#### 本文

冷たいすい~つが食べたい!

冷たいすい~つが食べたい!


暑くて仕方ないこの季節も、見方を変えれば魅力が倍増
今だからこそ美味い! そんな冷たいスイーツを
デザート食べ歩きマニアのフリーライター岡林かおりがご案内


【MILANO】

食べ歩きの日々
また食べたいものを

私は日本にいた頃から、夏場は冷蔵庫にアイスやシャーベットを欠かさなかった。火照った体を一気に冷却してくれるその快感。それが忘れられないのだ。
 そう、冷たいスイーツは、暑ければ暑いほどその美味しさを増す。そう考えている私にとって、過酷な上海の夏は決して嫌なものではない。
 いまや梅雨も明け、本格的な夏の到来も間近。毎日どこかで登場している最新スイーツをターゲットに、私はここ数週間精力的に食べ歩きを展開している。
今回は、ここ最近食したものの中から、「また食べたい!」と思えたお気に入りのスイーツを紹介しようと思う。

意外な組み合わせ
チョコ&唐辛子

昨年あたりから、イタリアで意外な組み合わせのアイスクリームが流行っているという。中でも特にポピュラーなのがチョコレートのアイスと唐辛子を組み合わせた「チョコレート・チリ」だ。
 浦東にあるイタリアンレストラン「MILANO」に足を運んだとき、私は偶然にもそのアイスを発見した。それも、イタリア人シェフ自身が作る、新鮮な手作りアイスと聞けば、頼まない理由はない。
 しかし、ここで正直に言っておく。最初のひと口目は、予想よりも唐辛子の味はしないと思っていたほうがいいだろう。むしろ「本当に唐辛子入ってるの?」と拍子抜けするかもしれない。しかし、これはトリックだ。拍子抜けしている間に、チクチクとした特有の刺激が一気に喉元を襲う。

########
#### 格納データ

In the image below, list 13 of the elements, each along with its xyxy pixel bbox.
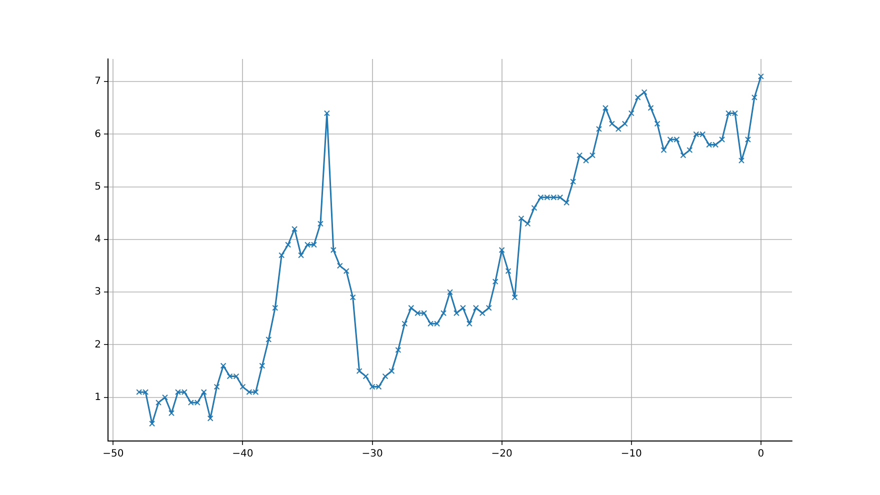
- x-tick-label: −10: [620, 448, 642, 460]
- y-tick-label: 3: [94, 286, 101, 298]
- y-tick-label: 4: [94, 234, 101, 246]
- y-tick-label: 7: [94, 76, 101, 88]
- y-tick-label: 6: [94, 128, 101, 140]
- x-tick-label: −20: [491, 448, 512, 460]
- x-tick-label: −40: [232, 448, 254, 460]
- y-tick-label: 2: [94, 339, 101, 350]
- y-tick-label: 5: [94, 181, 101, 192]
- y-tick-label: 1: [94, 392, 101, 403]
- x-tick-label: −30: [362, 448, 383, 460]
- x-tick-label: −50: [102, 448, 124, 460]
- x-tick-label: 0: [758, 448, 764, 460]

########

## 作業指示
上の冷たいスイーツの記事を、最後の文の後から書き継げ。

## 期待される出力
 「あ、なんか来たかも」なんてのん気に構えていると、喉の奥はあっという間に逃れられない刺激に占領される。
 水を頼りながら少しずつ食すか、それとも勢いに任せて一気に完食を目指すか。さぁどう食べる?

【MILANO】
TEL 3877-0885
住所 浦東新区梅花路(×芳甸路)
営業 11時半~21時半

夏スイーツの王様!カキ氷

【小城故事】
方程式は成り立つか
好き+好き=大好き?

1+1=2だからと言って、好きなもの+好きなものが、大好きなものになるとは限らない。
 しかしある日「小城故事」で、まさにその方程式になぞらえたデザートを発見した。それが、カキ氷+プリンの「布丁氷」だ。
 メニューを目にしたときは「まさかぁ…」と思わず不敵な笑みがこぼれた。しかし、このメニューはアリなのか? との想いが拭えず、好奇心に駆られて注文することに。
 そして出てきたのがこれ。予想通りに摩訶不思議なビジュアルに、方程式はやはり通用しないのか? との思いが高まった。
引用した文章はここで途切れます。